EXCERPT
◆ ◆ ◆
WELCOME TO MY PROGRAMMABLE COMPUTER!
You can code your own program or play a precoded game named "Play Roulette!"
It is a working CPU using fifteen 16-bit instructions that can by coded to develop a reasonable program containing up to 256 rows of machine code. I have also made some input/output features to make using of the computer as comfortable as possible.
There are two 16Byte Registers named "General Register A", "General Register B" and two 16bit registers named "Status Register A" and "Status Register B". Thanks to given instructions you can manipulate DATA in the registers (write, read, copy, delete etc.), You can make some calculations (adding, subtraction, multiplication, comparation etc.) You can also do some logic operations (and, or, not etc..)
You can make a list of this instructions (program rows) and thanks to implemented Program Counter you can run them as programs. For this reason there are also instructions to jump in your program rows (You can make any combination of absolute jump, relative jump forwards or backwards, unconditional jump, conditional jump etc..)
◆ ◆ ◆
DATASET RECORDS
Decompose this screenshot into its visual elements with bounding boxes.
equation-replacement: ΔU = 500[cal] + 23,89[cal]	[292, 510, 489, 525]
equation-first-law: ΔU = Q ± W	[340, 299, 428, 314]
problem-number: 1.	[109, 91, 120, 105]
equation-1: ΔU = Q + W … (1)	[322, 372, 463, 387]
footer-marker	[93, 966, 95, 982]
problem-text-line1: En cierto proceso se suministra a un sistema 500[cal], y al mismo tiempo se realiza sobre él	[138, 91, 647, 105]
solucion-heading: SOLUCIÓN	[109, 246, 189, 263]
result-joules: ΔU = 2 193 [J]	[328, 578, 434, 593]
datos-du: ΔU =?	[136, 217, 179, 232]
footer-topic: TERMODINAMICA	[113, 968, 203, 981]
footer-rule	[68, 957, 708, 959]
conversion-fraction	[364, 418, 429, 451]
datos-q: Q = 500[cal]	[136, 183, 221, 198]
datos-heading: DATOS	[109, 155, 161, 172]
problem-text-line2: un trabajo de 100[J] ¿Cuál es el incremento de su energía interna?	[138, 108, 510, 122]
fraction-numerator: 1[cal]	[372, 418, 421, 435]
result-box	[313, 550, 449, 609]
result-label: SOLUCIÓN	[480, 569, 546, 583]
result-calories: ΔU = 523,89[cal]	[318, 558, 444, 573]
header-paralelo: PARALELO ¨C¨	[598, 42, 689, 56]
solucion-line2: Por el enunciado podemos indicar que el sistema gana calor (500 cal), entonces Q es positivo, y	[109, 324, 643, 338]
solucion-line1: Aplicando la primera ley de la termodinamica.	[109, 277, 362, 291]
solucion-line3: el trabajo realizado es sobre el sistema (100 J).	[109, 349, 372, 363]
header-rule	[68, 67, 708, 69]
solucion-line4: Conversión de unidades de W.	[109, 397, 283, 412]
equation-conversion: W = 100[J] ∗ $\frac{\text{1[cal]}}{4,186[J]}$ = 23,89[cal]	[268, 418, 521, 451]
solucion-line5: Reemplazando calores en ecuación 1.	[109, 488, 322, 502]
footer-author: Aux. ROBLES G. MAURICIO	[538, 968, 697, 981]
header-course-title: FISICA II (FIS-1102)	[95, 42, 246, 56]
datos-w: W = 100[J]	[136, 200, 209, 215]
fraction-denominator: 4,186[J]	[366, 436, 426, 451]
◆ ◆ ◆
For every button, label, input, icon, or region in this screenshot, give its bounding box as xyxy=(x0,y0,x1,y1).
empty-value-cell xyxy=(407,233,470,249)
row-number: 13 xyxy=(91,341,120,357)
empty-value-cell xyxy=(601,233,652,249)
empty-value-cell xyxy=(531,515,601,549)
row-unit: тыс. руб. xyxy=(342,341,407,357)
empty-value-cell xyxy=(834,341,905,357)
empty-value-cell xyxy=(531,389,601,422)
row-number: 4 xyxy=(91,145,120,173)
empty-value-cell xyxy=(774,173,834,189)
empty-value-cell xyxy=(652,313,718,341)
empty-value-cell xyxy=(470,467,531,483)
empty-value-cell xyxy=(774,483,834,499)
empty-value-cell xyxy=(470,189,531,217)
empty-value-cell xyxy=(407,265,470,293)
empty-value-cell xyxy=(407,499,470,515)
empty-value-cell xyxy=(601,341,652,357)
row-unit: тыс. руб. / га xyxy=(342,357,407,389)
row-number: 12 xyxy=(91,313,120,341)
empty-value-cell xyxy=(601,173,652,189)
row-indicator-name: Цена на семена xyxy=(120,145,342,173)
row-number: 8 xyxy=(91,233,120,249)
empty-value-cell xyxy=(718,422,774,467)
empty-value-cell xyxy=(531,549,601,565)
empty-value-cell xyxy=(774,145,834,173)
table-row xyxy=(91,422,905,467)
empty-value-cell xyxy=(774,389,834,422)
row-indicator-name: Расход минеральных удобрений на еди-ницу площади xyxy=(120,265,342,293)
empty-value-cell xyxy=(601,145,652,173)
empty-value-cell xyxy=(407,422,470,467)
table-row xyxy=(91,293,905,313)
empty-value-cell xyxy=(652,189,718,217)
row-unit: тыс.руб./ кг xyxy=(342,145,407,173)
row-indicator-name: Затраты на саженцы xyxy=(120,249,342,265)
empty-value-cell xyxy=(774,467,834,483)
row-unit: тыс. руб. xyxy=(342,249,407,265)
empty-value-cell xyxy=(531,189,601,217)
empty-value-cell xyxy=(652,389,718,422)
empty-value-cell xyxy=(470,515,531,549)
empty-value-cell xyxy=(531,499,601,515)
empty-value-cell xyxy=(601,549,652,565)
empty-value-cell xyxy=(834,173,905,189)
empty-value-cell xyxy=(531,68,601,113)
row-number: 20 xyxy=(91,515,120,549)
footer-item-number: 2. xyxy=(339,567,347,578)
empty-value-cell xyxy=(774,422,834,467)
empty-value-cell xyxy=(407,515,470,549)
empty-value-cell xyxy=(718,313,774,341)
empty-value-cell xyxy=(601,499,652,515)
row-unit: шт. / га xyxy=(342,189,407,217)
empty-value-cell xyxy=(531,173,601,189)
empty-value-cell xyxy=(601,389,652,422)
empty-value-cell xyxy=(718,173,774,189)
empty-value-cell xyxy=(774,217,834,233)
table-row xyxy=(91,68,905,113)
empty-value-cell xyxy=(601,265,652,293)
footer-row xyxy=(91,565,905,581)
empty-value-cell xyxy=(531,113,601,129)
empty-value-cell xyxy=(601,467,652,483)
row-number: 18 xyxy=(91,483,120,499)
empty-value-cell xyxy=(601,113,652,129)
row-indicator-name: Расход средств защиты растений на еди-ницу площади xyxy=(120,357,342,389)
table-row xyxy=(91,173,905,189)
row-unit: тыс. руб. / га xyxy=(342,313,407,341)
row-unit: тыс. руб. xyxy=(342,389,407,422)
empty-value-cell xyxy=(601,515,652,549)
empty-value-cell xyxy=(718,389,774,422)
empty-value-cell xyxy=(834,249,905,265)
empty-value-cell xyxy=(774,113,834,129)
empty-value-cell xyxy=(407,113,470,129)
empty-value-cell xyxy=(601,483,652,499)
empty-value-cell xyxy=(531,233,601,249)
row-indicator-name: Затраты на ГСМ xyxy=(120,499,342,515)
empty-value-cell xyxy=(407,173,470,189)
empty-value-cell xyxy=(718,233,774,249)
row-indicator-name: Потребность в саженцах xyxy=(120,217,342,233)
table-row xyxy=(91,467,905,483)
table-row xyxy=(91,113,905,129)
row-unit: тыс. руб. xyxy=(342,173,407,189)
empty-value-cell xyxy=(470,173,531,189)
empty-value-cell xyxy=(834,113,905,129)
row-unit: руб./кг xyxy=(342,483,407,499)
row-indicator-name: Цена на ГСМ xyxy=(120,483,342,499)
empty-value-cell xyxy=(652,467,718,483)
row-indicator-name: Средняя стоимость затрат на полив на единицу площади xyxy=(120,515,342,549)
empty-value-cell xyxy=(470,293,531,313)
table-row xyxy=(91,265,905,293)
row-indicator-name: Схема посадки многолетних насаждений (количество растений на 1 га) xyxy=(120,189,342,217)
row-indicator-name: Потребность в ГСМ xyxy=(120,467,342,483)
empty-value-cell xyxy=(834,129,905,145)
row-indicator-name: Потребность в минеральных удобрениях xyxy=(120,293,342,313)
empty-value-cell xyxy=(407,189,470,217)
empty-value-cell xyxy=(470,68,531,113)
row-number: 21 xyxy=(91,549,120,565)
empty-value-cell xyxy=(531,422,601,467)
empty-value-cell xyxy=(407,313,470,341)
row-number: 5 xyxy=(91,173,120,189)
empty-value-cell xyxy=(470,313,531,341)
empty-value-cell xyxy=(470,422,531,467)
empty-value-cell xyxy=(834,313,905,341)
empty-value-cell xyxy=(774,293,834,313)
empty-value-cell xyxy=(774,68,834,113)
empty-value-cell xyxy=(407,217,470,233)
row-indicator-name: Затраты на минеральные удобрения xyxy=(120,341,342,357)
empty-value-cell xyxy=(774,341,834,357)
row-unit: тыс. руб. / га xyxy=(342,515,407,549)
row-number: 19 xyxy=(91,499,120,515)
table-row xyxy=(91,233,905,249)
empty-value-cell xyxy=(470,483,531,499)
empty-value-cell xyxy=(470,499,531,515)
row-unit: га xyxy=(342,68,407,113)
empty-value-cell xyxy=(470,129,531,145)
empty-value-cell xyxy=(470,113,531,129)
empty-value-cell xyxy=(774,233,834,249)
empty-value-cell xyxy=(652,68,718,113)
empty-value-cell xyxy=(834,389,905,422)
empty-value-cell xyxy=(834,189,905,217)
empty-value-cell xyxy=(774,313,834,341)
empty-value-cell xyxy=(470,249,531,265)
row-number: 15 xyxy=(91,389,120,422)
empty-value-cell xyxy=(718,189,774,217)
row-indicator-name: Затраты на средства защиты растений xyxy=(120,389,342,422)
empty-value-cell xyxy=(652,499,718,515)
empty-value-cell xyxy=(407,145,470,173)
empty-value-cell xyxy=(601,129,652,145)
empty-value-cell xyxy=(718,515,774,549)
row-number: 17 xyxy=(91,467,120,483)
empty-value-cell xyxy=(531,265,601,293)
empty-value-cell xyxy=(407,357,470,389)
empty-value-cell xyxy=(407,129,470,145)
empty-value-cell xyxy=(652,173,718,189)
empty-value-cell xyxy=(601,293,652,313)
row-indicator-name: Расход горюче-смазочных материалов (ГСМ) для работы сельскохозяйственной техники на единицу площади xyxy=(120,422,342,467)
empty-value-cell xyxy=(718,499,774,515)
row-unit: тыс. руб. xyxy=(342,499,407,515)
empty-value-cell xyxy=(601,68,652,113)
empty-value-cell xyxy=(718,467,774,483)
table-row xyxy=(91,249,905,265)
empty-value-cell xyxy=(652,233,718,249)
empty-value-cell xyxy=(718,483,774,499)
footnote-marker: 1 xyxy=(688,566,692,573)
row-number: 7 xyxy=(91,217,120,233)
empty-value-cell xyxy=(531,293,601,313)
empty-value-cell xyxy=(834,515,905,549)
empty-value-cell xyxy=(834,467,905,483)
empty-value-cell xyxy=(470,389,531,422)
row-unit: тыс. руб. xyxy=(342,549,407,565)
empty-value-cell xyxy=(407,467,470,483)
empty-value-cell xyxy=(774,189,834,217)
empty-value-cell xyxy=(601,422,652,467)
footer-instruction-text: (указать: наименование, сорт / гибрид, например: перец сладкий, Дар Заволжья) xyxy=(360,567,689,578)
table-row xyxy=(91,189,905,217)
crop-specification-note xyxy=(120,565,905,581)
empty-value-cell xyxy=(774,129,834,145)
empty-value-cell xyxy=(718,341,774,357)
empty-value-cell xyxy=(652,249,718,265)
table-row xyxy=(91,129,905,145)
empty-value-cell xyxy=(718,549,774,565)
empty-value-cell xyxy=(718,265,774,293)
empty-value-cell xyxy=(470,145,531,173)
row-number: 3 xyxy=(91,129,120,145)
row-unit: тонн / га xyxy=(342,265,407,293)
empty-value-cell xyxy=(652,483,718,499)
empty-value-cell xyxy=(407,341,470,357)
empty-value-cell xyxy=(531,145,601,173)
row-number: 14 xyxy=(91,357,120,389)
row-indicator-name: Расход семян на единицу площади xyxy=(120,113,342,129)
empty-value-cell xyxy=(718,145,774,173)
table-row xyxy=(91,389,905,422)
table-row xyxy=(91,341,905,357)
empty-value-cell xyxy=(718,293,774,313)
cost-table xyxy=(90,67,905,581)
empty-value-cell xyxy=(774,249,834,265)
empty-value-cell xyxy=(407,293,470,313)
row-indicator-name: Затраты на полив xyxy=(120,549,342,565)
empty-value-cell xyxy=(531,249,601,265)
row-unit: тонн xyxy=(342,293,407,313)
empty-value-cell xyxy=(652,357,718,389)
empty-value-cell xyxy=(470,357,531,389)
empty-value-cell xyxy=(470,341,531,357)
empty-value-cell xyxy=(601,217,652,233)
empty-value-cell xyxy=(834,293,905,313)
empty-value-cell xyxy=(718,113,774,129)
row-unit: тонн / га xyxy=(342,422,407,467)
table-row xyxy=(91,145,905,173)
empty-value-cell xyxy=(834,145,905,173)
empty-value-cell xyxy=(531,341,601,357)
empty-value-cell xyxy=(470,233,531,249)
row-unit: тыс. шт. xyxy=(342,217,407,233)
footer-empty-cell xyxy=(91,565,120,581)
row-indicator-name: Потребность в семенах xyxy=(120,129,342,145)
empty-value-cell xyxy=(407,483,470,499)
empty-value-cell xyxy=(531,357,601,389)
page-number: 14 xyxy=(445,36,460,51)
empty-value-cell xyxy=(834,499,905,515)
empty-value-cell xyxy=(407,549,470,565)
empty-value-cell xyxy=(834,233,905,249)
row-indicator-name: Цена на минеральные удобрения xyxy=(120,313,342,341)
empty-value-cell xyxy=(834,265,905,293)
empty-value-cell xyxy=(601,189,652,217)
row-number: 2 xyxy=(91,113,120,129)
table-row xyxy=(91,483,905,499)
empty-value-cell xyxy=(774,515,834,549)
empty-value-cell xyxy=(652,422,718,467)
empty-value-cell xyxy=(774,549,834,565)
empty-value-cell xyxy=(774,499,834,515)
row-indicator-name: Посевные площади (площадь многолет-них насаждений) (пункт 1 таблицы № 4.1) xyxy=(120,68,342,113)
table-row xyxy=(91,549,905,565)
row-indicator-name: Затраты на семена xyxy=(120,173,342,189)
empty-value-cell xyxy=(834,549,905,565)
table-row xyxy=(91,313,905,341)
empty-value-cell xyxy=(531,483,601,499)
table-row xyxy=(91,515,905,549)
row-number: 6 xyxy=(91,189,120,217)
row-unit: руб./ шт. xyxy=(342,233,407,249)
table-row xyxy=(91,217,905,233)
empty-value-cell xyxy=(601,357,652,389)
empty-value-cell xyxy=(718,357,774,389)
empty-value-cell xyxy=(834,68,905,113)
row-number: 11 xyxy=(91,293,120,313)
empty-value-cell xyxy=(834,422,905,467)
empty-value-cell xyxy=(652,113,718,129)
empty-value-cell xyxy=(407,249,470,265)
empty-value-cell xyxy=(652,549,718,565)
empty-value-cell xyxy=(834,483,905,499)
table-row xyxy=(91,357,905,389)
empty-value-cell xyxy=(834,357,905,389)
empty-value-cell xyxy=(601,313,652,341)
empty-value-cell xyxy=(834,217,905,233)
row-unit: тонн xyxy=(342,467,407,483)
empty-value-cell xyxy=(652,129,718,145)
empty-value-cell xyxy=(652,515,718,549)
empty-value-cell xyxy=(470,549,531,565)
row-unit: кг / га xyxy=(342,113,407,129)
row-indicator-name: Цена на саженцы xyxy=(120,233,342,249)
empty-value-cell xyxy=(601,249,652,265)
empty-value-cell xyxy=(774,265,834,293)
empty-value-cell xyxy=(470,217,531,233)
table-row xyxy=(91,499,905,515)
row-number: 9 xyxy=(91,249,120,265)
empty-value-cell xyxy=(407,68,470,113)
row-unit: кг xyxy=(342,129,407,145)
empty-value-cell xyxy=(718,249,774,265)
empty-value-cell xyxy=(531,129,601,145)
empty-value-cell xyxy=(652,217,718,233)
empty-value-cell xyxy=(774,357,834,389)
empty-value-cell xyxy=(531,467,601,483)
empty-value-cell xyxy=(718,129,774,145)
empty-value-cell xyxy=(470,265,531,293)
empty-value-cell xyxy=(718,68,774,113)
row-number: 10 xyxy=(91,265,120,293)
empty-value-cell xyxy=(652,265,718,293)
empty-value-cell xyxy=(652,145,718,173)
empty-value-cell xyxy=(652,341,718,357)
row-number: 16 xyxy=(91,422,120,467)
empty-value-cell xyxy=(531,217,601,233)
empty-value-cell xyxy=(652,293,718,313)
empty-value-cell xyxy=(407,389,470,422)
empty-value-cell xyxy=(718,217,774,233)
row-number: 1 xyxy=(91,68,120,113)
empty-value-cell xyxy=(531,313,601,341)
◆ ◆ ◆
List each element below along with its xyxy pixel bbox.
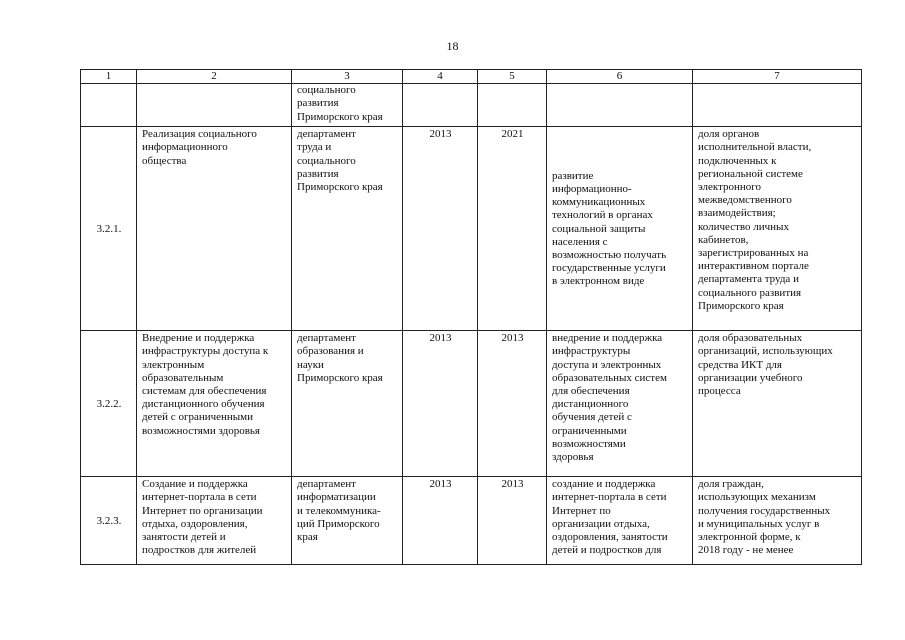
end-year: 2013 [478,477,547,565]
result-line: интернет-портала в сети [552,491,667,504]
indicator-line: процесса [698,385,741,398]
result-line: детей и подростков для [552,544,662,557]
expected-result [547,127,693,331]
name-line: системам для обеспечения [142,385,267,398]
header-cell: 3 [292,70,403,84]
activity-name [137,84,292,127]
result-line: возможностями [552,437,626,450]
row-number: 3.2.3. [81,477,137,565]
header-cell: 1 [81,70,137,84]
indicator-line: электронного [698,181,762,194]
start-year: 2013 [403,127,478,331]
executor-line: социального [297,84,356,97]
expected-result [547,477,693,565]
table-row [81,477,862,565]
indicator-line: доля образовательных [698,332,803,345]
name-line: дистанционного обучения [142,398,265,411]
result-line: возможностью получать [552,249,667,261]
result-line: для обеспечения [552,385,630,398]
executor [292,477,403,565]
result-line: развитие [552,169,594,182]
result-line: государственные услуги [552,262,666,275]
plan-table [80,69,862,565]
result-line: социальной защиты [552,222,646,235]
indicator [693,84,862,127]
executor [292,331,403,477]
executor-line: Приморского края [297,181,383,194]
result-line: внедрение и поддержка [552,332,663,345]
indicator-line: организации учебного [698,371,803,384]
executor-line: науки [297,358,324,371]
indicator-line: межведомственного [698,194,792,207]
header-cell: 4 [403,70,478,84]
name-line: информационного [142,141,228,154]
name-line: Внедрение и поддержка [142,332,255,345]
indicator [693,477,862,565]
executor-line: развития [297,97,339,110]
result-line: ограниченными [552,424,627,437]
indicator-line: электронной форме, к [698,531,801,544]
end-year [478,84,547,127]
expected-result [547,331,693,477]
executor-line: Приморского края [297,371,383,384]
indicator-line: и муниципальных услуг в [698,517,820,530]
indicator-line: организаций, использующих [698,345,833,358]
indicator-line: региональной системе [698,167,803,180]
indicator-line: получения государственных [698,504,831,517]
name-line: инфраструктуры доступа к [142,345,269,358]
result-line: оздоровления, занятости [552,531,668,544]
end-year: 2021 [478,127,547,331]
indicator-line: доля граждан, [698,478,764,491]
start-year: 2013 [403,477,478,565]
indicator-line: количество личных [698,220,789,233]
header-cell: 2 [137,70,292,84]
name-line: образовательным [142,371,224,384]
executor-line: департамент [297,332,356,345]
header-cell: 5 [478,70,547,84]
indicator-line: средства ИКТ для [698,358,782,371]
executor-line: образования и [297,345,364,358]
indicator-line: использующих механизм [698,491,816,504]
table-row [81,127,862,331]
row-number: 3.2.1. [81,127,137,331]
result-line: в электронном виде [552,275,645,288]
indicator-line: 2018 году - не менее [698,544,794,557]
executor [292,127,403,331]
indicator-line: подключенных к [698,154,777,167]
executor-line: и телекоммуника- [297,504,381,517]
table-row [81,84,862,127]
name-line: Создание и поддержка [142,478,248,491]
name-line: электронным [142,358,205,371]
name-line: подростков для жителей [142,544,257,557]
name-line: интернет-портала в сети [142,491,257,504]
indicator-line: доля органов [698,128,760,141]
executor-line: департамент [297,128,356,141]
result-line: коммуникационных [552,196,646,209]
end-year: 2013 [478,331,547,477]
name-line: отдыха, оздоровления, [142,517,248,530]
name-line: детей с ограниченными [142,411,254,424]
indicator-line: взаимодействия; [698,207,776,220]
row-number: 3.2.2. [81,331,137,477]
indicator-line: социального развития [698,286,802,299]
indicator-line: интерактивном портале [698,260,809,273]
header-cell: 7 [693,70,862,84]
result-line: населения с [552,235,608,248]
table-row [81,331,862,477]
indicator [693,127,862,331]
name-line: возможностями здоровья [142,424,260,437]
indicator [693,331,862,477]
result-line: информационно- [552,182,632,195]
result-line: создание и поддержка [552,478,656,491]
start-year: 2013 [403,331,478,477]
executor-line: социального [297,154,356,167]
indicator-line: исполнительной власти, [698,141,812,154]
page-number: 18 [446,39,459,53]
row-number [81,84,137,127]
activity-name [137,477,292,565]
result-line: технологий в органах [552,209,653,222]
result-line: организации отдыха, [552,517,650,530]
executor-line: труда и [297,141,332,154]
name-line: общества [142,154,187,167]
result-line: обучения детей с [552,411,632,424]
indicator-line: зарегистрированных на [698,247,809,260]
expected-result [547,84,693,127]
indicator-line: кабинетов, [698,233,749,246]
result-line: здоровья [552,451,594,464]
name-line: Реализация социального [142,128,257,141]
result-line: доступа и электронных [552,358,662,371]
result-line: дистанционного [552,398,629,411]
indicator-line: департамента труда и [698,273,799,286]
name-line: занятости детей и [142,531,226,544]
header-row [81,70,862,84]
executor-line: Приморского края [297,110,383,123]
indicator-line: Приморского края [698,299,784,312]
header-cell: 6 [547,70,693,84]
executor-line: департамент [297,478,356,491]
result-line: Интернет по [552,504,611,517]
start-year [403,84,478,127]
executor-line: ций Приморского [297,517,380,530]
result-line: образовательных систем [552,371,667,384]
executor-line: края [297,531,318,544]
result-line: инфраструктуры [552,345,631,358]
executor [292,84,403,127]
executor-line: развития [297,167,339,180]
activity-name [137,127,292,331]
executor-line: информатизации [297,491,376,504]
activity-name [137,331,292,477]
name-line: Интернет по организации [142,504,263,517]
◆ ◆ ◆
PARTS OF THE EXERCISE
• A. Decide whether each statement agrees with the computer description. Answer yes or no, and quote the words from the description that decide it.
(i) The computer uses fifteen 16-bit instructions.
(ii) A program can contain up to 512 rows of machine code.
(iii) The two status registers are 16-byte registers.
• B. Please quote everything in the listing from the line containing "For every button, label, input, icon, or" down to the line containing "empty-value-cell xyxy=(774,145,834,173)", including both of those lines.
The computer description and the listing are unrelated and stand as separate material.

SOLUTIONS
• A.
(i) Yes: "It is a working CPU using fifteen 16-bit instructions"
(ii) No: "containing up to 256 rows of machine code"
(iii) No: "two 16bit registers named "Status Register A" and "Status Register B""

• B.
For every button, label, input, icon, or region in this screenshot, give its bounding box as xyxy=(x0,y0,x1,y1).
empty-value-cell xyxy=(407,233,470,249)
row-number: 13 xyxy=(91,341,120,357)
empty-value-cell xyxy=(601,233,652,249)
empty-value-cell xyxy=(531,515,601,549)
row-unit: тыс. руб. xyxy=(342,341,407,357)
empty-value-cell xyxy=(834,341,905,357)
empty-value-cell xyxy=(531,389,601,422)
row-number: 4 xyxy=(91,145,120,173)
empty-value-cell xyxy=(774,173,834,189)
empty-value-cell xyxy=(652,313,718,341)
empty-value-cell xyxy=(470,467,531,483)
empty-value-cell xyxy=(774,483,834,499)
empty-value-cell xyxy=(470,189,531,217)
empty-value-cell xyxy=(407,265,470,293)
empty-value-cell xyxy=(407,499,470,515)
empty-value-cell xyxy=(601,341,652,357)
row-unit: тыс. руб. / га xyxy=(342,357,407,389)
row-number: 12 xyxy=(91,313,120,341)
empty-value-cell xyxy=(601,173,652,189)
row-indicator-name: Цена на семена xyxy=(120,145,342,173)
row-number: 8 xyxy=(91,233,120,249)
empty-value-cell xyxy=(718,422,774,467)
empty-value-cell xyxy=(531,549,601,565)
empty-value-cell xyxy=(774,145,834,173)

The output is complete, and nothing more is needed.